▶ Work required
What is the number of lines in the data holding the word "ionization"? Give that number by itself.

[Stored items]
-------------------------

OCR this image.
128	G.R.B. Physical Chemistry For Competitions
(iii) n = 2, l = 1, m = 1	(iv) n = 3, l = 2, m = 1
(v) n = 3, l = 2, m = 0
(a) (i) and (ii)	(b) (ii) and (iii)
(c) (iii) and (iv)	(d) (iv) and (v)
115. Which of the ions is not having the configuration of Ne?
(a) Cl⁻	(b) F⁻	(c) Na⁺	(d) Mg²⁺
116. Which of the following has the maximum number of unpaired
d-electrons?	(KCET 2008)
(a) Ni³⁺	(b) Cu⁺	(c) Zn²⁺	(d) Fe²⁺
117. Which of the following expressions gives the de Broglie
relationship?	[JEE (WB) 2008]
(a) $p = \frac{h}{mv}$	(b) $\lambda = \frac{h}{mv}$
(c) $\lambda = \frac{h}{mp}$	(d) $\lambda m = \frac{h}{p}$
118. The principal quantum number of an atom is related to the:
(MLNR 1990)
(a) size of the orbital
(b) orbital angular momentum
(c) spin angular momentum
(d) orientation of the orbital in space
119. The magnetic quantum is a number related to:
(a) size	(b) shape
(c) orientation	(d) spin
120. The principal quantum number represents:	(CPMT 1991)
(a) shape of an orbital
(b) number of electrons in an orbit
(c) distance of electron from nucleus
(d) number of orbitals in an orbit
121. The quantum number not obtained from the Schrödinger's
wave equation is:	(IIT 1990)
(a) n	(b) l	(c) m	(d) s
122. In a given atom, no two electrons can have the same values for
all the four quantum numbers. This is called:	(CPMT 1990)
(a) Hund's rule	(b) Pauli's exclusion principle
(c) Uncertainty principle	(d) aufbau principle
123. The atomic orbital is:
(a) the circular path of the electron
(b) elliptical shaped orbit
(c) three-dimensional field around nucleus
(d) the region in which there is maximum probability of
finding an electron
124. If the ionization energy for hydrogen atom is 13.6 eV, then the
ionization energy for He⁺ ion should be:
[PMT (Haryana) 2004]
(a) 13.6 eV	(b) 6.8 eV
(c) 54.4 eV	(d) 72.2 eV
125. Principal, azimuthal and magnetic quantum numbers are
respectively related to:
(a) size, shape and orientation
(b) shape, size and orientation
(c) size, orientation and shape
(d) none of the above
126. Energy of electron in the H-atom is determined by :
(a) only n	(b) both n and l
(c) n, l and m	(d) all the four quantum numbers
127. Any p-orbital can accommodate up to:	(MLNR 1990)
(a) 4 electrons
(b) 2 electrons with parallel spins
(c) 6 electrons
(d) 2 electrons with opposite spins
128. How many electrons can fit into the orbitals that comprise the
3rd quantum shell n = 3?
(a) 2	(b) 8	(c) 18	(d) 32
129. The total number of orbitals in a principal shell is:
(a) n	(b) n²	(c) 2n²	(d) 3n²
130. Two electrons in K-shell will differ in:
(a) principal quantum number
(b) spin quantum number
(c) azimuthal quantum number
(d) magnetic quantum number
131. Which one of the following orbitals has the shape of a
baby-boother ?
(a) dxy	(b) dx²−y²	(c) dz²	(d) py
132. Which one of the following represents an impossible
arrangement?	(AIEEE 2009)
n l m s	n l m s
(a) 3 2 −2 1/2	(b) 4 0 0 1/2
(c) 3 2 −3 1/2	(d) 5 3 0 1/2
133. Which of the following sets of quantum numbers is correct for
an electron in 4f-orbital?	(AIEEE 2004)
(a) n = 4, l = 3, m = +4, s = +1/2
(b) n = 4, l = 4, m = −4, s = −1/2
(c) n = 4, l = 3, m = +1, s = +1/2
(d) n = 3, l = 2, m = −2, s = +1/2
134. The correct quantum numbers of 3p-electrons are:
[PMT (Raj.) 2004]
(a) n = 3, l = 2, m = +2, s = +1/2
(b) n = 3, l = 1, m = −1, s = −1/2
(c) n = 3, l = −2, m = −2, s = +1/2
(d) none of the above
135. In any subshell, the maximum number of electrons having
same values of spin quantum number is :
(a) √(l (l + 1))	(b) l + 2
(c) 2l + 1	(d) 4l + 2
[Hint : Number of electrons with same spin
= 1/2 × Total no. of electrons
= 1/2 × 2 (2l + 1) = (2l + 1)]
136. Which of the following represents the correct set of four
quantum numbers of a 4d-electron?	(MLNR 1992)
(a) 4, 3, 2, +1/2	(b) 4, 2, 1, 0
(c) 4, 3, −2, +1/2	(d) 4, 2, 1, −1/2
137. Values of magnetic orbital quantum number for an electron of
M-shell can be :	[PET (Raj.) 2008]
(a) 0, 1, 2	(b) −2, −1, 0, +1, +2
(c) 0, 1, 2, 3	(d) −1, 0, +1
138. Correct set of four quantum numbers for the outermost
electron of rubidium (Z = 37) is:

-------------------------

▶ Answer to the task
2